== Problem description ==
Pick out the lines below with "types" and list them.

== Dataset content ==
☆ ☆ ☆ ☆ ☆ ☆ ☆
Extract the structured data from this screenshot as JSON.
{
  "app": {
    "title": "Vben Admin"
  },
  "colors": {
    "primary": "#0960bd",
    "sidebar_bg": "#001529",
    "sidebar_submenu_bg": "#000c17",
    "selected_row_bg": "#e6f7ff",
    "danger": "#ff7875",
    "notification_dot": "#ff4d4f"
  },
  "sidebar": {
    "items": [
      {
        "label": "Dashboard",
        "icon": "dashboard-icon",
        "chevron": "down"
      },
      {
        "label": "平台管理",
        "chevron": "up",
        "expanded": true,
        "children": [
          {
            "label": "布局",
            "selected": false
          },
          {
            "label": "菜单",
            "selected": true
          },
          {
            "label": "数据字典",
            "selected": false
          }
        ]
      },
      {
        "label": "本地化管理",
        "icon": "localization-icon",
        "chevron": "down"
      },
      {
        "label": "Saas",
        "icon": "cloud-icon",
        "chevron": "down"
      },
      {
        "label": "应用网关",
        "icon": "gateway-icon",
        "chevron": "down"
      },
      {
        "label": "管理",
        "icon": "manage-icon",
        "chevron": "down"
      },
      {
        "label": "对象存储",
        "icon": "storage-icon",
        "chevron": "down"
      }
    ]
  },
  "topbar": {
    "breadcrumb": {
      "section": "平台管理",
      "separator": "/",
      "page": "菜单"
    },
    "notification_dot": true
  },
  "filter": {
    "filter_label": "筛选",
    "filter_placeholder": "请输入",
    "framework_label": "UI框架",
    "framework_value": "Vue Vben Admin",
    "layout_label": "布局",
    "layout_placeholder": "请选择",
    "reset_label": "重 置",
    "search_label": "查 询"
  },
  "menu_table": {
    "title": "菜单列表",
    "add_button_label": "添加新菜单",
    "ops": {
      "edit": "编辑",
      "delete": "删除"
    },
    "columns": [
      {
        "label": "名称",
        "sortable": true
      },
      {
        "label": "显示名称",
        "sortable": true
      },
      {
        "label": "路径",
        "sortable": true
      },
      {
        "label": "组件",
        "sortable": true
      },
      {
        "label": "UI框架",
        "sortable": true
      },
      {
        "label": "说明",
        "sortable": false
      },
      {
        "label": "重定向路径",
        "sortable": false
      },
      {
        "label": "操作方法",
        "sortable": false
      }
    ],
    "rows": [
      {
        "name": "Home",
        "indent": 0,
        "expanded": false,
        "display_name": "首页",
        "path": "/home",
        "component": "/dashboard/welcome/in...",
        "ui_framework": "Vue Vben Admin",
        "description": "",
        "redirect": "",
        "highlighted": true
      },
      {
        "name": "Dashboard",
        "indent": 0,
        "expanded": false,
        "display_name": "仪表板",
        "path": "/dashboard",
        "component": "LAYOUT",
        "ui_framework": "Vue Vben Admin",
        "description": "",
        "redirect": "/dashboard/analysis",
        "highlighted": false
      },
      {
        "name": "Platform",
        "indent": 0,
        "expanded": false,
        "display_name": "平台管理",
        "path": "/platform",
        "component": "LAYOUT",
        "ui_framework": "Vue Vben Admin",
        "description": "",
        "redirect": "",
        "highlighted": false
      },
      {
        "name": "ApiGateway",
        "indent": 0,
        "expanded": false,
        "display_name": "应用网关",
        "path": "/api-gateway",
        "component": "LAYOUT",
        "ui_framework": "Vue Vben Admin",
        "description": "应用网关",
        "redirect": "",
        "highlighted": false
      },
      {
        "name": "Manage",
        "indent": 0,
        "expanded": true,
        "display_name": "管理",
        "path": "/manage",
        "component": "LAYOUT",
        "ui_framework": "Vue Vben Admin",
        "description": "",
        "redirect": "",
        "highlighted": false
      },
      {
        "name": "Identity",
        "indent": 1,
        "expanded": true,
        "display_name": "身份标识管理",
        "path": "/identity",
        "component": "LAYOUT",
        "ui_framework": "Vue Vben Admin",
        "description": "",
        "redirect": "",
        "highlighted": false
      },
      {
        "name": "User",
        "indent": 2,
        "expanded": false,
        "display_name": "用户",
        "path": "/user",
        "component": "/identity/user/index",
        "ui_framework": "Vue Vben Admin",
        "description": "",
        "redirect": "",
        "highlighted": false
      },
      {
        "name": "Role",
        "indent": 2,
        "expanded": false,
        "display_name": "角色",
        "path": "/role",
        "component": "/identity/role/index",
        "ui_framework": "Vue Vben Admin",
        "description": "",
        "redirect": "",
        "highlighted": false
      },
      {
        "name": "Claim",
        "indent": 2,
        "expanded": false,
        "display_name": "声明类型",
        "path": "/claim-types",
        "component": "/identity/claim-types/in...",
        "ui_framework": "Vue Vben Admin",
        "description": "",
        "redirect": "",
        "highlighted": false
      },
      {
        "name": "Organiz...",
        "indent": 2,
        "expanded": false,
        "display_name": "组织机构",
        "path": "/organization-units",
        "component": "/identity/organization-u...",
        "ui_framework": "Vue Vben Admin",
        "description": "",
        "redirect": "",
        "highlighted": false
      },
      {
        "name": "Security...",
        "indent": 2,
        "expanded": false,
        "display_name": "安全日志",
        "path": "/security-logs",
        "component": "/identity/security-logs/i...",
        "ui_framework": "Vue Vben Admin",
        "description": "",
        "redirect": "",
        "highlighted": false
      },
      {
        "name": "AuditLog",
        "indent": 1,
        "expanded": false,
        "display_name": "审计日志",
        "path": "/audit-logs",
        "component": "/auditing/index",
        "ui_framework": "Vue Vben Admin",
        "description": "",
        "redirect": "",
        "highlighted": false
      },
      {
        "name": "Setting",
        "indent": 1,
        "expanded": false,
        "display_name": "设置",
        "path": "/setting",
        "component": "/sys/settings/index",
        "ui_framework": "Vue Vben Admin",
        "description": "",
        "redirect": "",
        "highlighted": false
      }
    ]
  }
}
☆ ☆ ☆ ☆ ☆ ☆ ☆
== Full solution ==
        "path": "/claim-types",
        "component": "/identity/claim-types/in...",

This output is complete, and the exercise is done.